:: Records for processing ::

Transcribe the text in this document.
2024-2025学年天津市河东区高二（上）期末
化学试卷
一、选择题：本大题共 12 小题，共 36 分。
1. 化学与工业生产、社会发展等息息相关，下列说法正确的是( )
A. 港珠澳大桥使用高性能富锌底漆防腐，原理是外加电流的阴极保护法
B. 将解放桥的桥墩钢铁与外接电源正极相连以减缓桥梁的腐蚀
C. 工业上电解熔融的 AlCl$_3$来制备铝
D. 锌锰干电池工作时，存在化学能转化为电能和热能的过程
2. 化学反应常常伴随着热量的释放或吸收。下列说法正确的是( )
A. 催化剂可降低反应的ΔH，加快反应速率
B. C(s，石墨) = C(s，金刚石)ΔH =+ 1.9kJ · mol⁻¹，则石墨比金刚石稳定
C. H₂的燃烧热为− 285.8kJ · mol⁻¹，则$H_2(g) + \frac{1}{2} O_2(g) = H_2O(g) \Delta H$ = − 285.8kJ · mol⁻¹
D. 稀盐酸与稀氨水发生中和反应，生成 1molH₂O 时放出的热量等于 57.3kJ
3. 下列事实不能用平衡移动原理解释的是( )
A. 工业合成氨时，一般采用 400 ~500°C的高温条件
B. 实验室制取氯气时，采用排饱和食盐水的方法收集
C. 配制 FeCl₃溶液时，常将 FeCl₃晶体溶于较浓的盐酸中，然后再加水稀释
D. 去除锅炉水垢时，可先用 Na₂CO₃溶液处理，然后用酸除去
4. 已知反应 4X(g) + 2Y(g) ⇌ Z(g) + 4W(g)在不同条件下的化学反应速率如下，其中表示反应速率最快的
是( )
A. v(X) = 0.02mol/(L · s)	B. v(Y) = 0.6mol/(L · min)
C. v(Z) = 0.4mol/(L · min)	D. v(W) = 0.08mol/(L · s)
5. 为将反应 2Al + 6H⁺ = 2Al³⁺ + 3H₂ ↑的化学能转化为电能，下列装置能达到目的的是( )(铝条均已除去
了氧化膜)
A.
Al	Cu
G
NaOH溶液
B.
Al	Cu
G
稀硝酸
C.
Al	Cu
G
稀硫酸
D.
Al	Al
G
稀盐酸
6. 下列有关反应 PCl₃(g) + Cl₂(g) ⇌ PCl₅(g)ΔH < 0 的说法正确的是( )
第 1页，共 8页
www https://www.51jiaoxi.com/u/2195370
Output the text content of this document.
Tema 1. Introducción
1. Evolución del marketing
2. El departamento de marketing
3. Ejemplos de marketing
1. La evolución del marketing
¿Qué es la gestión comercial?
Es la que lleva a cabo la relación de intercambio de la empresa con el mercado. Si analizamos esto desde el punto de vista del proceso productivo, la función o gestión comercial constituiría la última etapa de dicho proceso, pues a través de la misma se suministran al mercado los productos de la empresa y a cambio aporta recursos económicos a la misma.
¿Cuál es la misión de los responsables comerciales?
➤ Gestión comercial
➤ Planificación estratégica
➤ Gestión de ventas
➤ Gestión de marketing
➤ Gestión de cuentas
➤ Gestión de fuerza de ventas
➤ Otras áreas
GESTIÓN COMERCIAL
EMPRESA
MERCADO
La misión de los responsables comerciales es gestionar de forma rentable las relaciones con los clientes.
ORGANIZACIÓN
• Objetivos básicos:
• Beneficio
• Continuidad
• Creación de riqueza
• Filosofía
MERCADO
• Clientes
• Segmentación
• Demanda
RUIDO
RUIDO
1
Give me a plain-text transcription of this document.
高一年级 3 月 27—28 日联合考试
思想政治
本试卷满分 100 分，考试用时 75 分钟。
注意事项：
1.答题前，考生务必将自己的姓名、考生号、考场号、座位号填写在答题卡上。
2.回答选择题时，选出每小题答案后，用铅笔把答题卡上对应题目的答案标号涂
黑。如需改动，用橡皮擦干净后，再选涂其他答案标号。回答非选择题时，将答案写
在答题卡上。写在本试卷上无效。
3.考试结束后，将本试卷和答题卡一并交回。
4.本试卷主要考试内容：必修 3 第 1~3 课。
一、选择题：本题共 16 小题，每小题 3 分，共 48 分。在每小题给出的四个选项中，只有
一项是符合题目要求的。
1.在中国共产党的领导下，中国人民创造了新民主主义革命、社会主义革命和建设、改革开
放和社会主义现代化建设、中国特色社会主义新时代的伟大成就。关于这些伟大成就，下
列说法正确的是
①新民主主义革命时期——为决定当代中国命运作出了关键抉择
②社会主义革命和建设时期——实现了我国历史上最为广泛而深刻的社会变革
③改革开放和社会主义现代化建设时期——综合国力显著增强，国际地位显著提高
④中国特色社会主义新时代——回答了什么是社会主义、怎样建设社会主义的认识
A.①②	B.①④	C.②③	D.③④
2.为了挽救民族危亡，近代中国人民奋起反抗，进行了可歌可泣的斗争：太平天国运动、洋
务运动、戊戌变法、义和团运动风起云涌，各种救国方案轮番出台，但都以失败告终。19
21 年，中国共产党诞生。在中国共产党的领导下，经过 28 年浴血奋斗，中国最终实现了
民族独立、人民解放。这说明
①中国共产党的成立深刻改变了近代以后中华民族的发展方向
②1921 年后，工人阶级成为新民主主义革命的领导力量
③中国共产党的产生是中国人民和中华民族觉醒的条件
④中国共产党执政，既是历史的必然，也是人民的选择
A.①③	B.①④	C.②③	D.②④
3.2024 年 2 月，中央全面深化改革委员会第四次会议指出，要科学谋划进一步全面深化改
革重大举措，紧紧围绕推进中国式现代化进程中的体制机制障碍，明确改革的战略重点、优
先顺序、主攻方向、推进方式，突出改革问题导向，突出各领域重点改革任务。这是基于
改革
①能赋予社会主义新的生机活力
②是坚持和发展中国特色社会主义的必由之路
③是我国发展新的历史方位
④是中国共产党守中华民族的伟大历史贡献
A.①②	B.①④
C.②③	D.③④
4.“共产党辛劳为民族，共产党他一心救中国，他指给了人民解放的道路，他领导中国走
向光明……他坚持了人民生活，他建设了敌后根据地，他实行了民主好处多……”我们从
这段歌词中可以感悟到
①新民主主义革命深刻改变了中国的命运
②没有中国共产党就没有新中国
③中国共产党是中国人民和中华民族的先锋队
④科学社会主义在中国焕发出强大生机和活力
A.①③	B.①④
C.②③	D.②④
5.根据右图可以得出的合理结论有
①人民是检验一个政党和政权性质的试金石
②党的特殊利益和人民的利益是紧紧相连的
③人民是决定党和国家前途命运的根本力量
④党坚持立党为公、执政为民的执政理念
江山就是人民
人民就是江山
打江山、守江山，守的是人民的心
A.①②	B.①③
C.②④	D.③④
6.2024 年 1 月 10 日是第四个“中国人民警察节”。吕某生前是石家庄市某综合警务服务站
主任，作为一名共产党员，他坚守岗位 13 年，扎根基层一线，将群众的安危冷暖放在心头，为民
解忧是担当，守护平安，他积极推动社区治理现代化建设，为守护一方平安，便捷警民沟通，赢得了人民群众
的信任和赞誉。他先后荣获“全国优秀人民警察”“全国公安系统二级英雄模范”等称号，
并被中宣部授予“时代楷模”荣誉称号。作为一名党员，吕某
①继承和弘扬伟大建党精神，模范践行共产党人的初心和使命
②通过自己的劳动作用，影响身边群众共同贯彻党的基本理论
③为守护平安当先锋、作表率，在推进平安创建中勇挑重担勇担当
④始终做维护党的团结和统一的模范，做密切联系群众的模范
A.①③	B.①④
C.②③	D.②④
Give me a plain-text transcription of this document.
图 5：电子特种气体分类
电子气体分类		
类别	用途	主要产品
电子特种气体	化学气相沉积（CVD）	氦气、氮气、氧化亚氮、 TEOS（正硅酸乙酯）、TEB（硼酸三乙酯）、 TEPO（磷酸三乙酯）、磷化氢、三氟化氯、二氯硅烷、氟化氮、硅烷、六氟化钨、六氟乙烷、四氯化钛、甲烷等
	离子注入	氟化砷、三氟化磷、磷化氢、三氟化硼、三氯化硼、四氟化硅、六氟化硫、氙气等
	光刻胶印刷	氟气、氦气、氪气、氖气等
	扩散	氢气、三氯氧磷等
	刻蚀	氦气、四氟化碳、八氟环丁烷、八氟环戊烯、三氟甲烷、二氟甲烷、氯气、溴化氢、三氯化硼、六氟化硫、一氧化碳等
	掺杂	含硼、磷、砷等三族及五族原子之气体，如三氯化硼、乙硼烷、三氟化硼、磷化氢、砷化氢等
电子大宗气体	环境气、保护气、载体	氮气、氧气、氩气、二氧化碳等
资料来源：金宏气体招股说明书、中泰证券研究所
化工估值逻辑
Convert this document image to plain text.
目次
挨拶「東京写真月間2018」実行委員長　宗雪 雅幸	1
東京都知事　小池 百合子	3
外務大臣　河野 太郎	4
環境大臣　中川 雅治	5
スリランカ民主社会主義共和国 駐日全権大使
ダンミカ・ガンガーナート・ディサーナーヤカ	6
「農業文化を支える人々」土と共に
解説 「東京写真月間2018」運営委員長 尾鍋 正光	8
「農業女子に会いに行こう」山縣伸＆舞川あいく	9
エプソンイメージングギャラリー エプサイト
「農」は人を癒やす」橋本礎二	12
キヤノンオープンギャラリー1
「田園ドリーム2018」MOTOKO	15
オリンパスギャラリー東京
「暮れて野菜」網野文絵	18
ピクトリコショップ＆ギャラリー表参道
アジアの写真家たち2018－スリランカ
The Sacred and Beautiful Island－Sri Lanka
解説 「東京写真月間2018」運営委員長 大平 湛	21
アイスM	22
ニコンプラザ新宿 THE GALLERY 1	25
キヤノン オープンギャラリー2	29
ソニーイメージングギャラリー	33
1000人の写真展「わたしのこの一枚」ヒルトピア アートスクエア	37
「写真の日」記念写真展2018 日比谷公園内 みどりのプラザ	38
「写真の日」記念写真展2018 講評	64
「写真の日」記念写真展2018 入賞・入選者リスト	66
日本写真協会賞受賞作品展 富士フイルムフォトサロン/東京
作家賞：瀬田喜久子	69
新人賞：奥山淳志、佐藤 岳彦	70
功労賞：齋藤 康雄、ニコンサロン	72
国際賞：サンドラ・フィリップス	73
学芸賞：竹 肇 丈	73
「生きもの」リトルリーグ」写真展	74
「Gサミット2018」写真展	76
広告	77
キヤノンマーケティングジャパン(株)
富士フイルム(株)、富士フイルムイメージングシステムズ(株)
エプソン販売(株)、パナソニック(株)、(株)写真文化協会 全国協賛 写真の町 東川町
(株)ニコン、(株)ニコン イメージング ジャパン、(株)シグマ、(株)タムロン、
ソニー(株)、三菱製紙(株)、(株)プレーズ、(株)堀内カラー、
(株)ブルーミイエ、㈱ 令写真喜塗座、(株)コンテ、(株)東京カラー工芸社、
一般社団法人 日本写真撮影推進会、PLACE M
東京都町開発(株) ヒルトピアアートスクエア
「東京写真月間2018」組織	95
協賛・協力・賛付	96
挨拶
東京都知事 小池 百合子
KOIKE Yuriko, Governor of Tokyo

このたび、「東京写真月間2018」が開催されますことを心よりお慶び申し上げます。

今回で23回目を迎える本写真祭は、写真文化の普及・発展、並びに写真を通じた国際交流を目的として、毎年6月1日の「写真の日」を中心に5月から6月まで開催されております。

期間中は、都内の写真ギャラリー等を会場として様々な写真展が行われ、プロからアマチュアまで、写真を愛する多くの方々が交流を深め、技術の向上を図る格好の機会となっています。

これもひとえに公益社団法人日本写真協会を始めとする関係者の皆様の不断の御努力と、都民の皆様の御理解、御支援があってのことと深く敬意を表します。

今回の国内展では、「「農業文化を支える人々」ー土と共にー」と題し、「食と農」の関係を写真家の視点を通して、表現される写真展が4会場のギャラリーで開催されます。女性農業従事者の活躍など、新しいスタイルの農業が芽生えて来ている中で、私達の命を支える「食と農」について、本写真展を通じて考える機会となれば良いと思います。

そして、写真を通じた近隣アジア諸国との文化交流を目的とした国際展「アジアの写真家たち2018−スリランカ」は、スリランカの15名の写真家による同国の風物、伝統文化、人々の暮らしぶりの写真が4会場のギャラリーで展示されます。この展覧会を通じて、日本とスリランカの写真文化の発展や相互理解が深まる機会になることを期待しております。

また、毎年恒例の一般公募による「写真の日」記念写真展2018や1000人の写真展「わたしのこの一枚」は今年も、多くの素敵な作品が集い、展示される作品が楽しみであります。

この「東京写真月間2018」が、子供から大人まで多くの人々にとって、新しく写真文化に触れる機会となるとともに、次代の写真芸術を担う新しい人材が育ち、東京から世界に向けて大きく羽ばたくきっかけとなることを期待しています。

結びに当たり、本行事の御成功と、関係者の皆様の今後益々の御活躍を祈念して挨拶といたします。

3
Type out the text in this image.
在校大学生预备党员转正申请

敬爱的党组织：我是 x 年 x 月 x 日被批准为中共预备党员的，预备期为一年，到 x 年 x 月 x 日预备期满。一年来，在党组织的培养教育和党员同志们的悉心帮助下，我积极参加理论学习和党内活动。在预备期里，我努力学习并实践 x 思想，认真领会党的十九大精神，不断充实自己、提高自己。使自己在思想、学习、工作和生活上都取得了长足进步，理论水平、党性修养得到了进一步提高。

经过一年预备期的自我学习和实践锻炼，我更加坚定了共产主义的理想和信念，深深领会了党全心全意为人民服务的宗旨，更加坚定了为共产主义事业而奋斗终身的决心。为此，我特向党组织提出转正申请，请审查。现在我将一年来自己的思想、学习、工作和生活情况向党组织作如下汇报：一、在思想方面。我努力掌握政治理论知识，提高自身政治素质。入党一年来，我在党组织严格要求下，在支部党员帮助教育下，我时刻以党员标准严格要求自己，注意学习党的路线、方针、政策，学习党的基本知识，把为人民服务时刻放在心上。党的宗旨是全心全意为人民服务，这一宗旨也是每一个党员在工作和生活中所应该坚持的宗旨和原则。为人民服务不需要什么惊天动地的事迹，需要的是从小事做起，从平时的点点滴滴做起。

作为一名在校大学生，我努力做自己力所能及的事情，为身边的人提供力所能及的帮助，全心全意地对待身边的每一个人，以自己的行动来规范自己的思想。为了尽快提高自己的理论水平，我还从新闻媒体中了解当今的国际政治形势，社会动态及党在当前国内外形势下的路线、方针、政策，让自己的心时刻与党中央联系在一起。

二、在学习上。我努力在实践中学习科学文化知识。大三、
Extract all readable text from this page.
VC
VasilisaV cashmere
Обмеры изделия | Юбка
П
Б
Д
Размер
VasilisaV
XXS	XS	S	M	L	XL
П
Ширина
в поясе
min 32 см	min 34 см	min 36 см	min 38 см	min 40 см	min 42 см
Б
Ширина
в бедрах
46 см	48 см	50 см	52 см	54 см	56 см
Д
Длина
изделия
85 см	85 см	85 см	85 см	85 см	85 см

:::

What to do — List all lines from the entries that include the word "六氟化硫".

Result of this task —
	离子注入	氟化砷、三氟化磷、磷化氢、三氟化硼、三氯化硼、四氟化硅、六氟化硫、氙气等
	刻蚀	氦气、四氟化碳、八氟环丁烷、八氟环戊烯、三氟甲烷、二氟甲烷、氯气、溴化氢、三氯化硼、六氟化硫、一氧化碳等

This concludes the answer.